Short task >>
Extract all lines that hold "measure" from the records below.

########################################

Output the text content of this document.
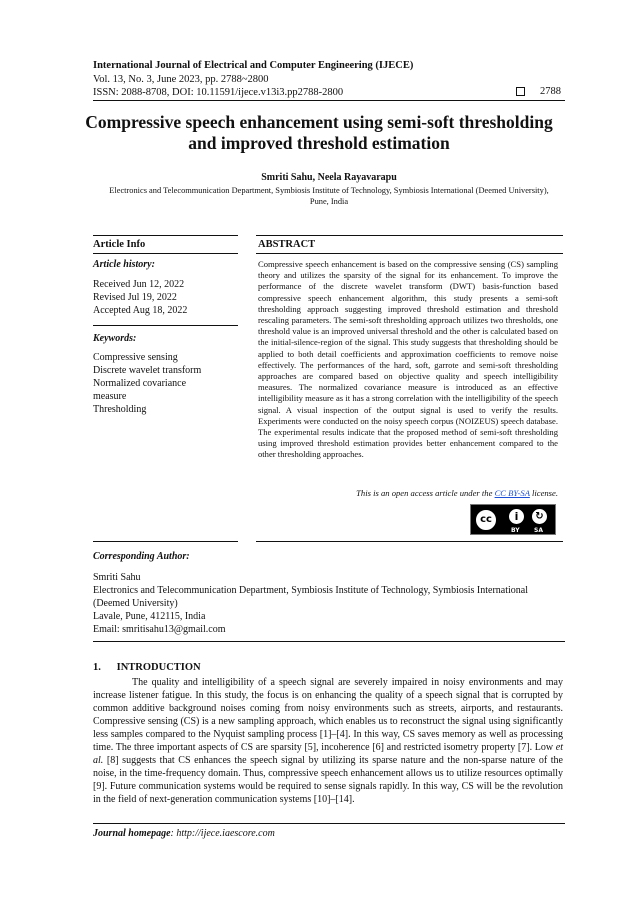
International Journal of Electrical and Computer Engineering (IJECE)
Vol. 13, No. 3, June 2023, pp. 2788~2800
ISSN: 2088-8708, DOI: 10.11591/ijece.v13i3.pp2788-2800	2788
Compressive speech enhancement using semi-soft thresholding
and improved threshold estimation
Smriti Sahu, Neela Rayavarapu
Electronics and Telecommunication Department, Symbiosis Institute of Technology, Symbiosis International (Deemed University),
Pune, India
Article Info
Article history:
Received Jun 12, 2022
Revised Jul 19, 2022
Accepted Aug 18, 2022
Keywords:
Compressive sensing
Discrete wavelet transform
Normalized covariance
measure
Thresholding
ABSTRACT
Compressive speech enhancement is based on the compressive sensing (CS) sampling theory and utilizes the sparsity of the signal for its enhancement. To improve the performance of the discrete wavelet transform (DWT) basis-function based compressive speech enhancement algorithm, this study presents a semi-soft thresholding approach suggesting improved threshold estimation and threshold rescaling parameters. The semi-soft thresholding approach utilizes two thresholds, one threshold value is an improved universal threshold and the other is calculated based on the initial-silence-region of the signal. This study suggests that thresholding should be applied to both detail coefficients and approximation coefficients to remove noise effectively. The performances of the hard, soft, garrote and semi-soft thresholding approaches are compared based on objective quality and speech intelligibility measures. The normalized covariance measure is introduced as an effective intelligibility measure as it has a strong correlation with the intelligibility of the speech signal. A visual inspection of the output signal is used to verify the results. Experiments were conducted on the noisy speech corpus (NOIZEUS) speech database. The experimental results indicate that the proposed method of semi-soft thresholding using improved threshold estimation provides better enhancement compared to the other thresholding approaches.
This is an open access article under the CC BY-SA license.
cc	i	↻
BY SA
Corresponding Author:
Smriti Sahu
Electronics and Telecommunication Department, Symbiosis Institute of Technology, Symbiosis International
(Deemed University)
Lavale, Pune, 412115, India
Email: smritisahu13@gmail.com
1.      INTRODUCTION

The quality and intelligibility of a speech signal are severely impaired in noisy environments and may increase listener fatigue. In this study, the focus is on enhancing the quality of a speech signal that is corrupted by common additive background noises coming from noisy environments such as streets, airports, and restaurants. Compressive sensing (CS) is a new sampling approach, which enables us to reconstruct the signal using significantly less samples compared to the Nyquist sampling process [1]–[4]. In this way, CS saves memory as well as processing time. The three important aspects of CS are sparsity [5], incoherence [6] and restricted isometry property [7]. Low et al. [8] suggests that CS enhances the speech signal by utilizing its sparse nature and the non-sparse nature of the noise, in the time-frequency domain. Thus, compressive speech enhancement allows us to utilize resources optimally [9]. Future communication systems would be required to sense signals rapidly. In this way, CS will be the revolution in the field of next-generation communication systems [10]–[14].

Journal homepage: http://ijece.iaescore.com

########################################

The completed task >>
measure
Compressive speech enhancement is based on the compressive sensing (CS) sampling theory and utilizes the sparsity of the signal for its enhancement. To improve the performance of the discrete wavelet transform (DWT) basis-function based compressive speech enhancement algorithm, this study presents a semi-soft thresholding approach suggesting improved threshold estimation and threshold rescaling parameters. The semi-soft thresholding approach utilizes two thresholds, one threshold value is an improved universal threshold and the other is calculated based on the initial-silence-region of the signal. This study suggests that thresholding should be applied to both detail coefficients and approximation coefficients to remove noise effectively. The performances of the hard, soft, garrote and semi-soft thresholding approaches are compared based on objective quality and speech intelligibility measures. The normalized covariance measure is introduced as an effective intelligibility measure as it has a strong correlation with the intelligibility of the speech signal. A visual inspection of the output signal is used to verify the results. Experiments were conducted on the noisy speech corpus (NOIZEUS) speech database. The experimental results indicate that the proposed method of semi-soft thresholding using improved threshold estimation provides better enhancement compared to the other thresholding approaches.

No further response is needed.